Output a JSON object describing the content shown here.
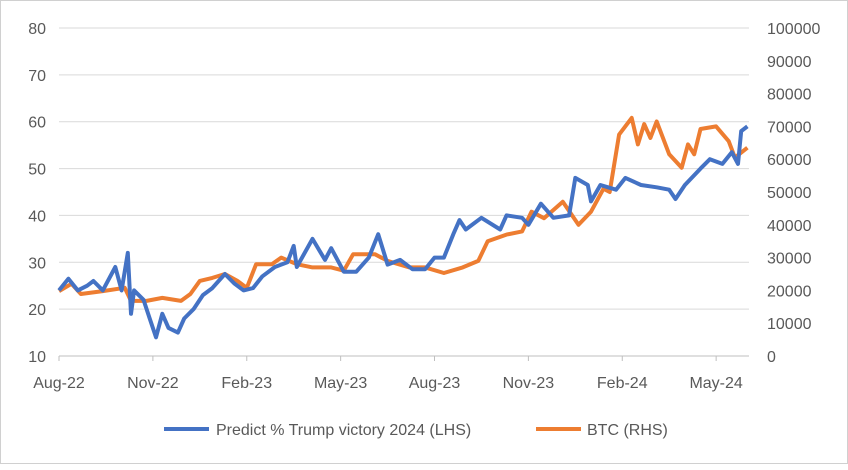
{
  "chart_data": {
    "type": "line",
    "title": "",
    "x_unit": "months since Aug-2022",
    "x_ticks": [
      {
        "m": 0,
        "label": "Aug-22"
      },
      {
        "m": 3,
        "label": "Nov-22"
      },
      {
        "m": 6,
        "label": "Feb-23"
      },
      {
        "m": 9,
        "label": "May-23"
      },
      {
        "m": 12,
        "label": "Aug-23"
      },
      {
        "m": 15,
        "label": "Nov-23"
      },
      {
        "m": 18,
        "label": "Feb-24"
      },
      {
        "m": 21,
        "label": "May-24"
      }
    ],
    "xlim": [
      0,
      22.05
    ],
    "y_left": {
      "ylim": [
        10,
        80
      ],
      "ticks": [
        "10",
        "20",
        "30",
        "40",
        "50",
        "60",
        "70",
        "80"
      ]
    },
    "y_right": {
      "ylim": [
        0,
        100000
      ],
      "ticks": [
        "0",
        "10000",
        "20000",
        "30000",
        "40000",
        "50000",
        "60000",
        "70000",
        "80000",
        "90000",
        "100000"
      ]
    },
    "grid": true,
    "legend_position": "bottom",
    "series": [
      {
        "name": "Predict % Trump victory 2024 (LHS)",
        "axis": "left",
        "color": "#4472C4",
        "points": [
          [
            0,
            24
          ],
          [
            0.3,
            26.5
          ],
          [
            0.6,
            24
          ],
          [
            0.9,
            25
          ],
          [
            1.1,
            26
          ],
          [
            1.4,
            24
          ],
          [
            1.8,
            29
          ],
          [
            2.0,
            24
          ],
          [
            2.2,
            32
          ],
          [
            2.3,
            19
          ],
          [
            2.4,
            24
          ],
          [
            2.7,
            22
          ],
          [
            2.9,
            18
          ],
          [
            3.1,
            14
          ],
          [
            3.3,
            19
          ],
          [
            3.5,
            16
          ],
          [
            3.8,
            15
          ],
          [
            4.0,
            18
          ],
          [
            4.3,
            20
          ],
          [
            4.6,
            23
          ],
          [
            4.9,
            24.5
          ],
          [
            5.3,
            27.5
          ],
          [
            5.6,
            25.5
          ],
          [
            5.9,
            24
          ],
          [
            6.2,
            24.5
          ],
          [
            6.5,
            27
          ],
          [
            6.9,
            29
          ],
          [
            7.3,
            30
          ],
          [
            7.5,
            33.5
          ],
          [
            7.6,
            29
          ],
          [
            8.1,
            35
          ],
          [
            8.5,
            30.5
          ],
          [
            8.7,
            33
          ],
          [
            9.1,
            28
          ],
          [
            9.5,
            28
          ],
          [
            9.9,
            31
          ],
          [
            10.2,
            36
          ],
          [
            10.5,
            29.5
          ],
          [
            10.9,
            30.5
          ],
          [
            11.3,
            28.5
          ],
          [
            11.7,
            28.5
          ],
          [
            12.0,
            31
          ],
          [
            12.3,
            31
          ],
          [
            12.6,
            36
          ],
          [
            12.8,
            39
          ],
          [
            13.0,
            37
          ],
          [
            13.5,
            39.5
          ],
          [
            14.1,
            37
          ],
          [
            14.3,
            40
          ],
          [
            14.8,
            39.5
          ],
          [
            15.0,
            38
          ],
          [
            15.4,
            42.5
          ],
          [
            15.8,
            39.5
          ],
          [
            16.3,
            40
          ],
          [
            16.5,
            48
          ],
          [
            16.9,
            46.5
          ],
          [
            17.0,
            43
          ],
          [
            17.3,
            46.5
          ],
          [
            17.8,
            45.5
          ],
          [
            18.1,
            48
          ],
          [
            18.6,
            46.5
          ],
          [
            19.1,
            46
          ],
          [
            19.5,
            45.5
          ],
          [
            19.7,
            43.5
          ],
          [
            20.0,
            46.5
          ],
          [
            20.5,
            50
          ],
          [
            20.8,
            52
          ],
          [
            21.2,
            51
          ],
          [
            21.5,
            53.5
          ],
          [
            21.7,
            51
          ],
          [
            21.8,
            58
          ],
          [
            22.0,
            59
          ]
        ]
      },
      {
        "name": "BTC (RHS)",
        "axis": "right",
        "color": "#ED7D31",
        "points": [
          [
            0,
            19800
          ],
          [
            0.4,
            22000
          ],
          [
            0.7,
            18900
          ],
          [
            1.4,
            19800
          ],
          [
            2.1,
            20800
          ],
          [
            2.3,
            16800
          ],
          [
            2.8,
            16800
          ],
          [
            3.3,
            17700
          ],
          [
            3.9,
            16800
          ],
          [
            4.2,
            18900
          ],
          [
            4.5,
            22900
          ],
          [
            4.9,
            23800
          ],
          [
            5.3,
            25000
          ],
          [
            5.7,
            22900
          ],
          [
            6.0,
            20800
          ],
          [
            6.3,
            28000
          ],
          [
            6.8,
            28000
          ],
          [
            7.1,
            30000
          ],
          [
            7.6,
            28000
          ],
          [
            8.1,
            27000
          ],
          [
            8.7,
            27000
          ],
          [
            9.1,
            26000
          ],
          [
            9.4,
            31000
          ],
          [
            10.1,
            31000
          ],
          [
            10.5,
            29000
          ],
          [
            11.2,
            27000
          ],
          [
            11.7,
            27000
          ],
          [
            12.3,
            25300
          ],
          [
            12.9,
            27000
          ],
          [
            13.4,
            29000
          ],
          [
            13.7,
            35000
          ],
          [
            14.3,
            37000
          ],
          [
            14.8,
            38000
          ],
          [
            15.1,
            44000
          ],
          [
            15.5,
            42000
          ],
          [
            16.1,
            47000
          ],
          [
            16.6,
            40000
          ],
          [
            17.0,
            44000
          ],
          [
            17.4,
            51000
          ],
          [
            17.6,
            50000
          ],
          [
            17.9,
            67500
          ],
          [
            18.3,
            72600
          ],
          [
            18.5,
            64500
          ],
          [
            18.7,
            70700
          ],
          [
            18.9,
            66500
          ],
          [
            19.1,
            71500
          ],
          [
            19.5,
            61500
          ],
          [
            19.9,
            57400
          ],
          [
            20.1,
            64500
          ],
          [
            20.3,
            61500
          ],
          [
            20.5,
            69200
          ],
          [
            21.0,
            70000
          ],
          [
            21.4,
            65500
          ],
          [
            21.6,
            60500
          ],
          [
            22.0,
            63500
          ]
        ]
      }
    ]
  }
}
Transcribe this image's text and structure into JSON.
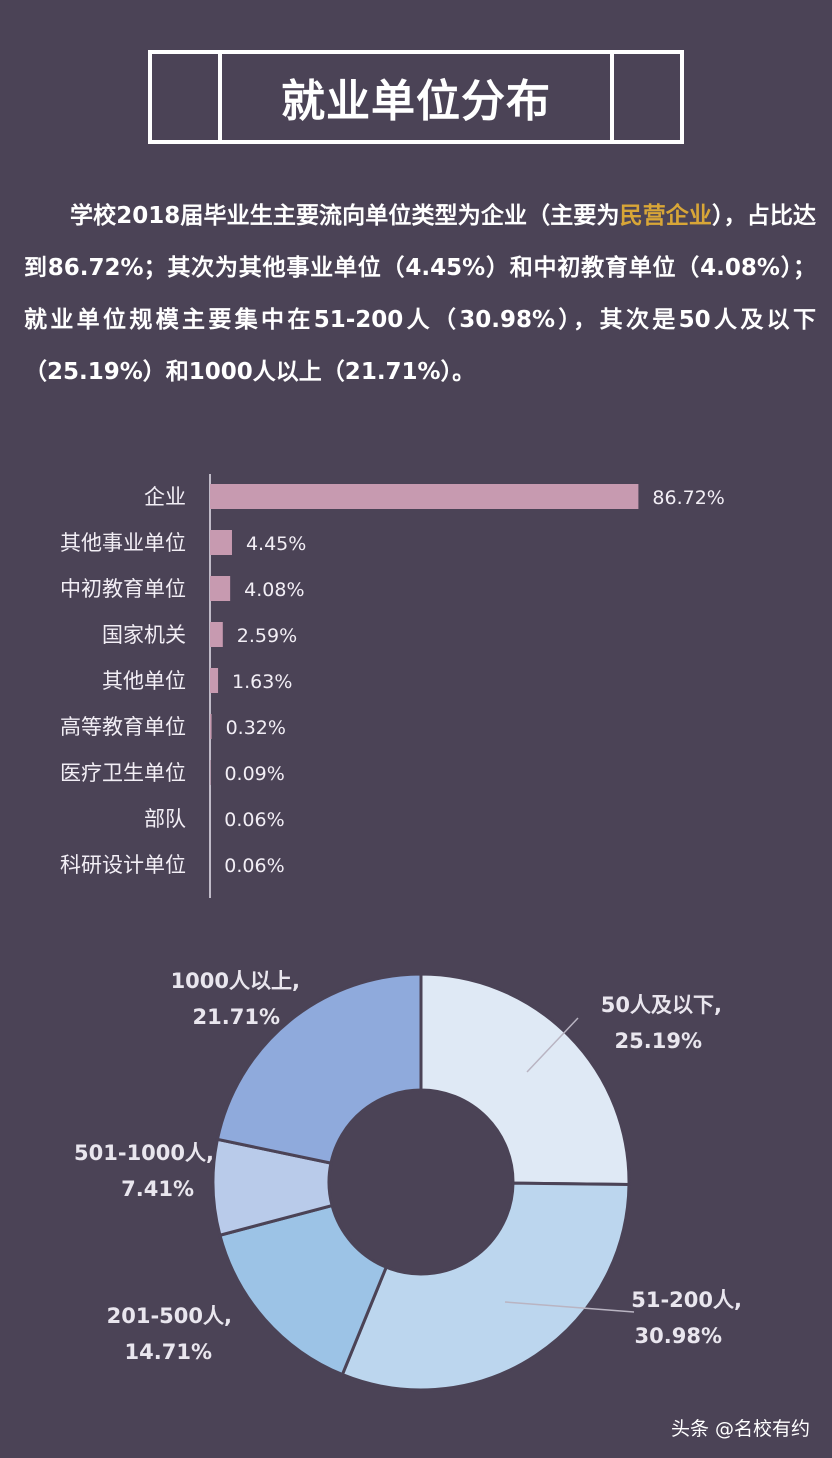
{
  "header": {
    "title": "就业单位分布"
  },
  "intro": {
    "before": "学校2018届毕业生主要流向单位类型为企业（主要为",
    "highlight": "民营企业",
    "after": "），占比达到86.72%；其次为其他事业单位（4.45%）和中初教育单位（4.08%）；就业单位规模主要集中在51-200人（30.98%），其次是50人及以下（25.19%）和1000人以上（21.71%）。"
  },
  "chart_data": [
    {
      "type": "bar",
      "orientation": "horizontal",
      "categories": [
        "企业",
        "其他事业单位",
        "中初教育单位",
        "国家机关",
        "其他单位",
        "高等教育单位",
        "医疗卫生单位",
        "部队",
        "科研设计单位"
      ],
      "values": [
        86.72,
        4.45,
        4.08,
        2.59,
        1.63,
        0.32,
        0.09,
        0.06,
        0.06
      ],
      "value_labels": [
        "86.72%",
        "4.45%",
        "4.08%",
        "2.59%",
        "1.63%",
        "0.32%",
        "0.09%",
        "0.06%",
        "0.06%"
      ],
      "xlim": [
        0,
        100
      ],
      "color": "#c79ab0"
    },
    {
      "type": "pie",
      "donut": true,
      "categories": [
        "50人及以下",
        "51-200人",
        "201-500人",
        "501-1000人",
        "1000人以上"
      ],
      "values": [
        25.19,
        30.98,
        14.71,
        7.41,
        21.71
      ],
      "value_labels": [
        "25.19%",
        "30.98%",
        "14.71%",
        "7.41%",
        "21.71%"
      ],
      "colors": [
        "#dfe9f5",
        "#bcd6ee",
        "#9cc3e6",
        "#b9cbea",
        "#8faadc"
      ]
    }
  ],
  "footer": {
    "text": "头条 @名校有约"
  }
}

____________

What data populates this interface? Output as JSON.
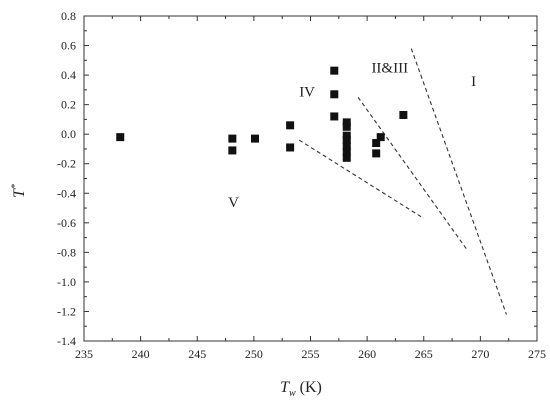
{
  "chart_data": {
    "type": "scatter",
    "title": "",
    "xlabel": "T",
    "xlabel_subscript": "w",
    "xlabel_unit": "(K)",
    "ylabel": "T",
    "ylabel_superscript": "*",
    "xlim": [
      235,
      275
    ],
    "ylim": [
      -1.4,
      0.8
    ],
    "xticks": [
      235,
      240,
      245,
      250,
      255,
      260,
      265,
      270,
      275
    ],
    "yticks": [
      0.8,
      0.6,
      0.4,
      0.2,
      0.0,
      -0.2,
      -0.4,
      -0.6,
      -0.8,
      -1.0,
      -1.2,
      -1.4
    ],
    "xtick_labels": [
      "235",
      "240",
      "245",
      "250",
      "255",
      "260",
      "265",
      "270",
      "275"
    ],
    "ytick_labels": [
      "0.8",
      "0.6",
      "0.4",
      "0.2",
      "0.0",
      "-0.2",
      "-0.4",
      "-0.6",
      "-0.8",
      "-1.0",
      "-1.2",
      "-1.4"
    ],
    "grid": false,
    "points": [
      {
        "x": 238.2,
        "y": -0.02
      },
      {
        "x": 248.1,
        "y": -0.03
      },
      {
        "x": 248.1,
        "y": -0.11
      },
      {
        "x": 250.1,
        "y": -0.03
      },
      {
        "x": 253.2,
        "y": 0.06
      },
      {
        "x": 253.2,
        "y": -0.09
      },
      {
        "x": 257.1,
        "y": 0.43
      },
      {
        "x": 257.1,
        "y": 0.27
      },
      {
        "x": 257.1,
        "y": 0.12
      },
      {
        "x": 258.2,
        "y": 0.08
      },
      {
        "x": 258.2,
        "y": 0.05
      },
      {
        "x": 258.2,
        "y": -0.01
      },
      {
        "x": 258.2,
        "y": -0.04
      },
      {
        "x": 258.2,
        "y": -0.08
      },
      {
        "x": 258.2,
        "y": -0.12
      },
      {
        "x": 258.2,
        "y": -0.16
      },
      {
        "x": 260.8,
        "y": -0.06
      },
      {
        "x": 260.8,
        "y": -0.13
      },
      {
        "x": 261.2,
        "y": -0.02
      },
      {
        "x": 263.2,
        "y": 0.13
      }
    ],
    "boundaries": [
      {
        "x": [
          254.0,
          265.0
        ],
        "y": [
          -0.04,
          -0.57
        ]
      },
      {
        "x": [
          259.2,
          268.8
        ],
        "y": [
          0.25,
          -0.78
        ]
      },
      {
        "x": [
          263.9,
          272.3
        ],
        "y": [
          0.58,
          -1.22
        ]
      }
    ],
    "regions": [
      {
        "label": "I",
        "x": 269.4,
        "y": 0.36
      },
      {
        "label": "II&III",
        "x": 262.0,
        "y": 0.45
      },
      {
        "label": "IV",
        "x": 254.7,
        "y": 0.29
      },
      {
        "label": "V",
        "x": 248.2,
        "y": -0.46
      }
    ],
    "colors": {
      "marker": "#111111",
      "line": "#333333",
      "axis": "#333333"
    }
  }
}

____________

Problem :: Only lines that contain the word "text" are wanted; copy each of them.

Written solution ::
Transcribe this image's text and structure into JSON.
    "text": "头条 @名校有约"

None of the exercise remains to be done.